[Job] Locate the lines that hold the string "text". Copy every such line.

··· Materials provided ···

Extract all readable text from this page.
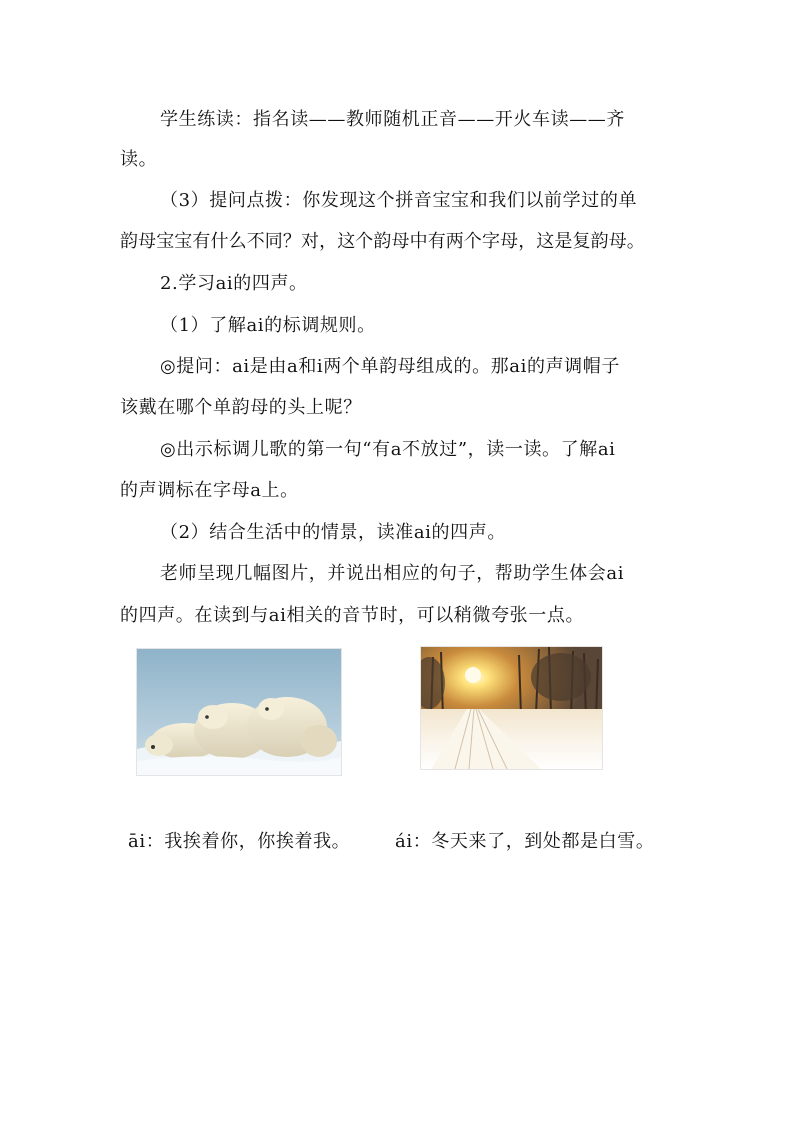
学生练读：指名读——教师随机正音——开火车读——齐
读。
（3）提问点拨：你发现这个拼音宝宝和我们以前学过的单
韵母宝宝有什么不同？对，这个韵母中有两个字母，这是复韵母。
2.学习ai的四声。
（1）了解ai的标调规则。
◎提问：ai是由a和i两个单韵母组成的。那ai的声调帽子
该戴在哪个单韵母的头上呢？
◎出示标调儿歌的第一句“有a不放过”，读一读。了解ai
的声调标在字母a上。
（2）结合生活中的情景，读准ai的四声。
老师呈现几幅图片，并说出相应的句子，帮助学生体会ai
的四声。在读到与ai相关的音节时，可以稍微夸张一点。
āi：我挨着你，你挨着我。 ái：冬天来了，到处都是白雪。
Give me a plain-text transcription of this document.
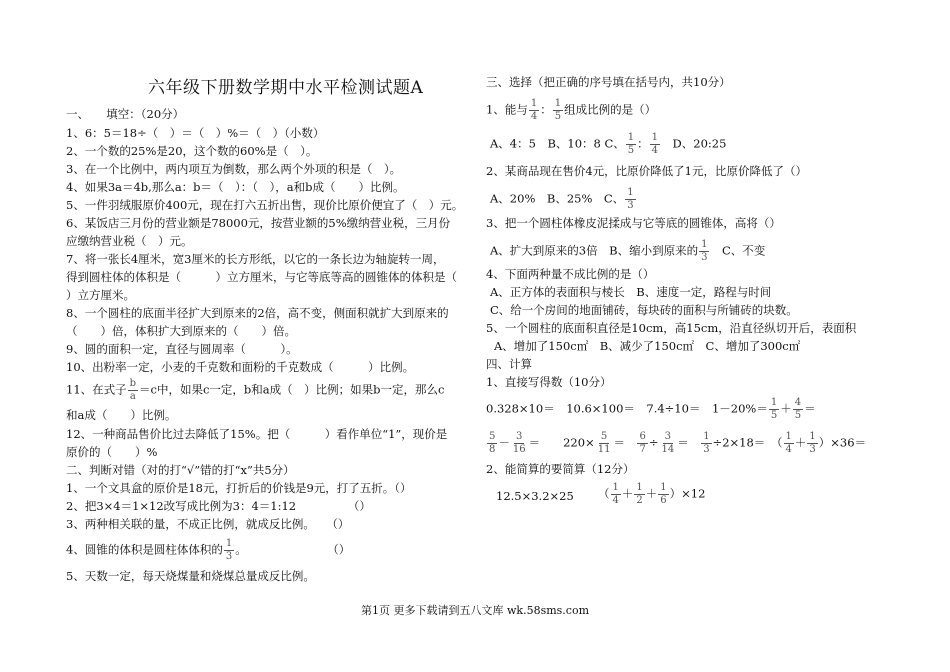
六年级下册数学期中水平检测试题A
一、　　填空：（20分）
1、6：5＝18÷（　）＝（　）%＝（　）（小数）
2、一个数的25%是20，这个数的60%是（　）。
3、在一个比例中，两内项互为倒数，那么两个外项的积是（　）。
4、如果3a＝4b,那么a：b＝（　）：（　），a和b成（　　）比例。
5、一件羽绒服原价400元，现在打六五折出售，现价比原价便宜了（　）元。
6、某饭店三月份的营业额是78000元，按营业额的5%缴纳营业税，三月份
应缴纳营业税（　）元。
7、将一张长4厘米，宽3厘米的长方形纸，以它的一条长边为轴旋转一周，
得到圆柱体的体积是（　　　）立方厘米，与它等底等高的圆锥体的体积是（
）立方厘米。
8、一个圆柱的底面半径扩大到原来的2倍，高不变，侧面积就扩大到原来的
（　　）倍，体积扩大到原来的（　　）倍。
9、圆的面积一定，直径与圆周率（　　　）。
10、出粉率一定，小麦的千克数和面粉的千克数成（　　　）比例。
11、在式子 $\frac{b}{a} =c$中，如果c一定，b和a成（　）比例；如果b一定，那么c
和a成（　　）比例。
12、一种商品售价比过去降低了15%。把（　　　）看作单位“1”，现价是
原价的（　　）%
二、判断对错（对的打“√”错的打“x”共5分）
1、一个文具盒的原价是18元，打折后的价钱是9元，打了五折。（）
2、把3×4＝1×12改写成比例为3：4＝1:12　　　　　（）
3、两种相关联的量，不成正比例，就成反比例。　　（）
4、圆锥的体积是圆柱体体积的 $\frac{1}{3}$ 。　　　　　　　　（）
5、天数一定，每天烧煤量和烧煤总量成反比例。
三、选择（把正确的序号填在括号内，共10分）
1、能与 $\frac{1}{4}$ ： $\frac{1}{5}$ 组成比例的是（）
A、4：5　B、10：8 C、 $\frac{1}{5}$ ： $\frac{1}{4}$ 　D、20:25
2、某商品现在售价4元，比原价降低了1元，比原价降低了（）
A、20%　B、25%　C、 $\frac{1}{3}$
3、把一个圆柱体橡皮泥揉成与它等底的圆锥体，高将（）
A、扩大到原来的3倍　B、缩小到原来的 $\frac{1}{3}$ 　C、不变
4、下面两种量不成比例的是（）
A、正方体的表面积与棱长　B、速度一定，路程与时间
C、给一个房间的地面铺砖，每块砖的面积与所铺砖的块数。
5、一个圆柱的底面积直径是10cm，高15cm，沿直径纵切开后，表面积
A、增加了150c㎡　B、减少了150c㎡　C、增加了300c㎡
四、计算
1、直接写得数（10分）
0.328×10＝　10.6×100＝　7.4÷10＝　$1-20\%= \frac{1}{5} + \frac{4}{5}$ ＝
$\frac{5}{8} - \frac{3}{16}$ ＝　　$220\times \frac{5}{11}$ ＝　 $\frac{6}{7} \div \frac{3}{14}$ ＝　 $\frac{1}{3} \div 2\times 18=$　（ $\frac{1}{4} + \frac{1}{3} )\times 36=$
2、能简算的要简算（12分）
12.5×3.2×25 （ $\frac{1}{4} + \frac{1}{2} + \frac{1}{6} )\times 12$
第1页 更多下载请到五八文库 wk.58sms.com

···

[The completed task]
Extract all readable text from this page.
Give me a plain-text transcription of this document.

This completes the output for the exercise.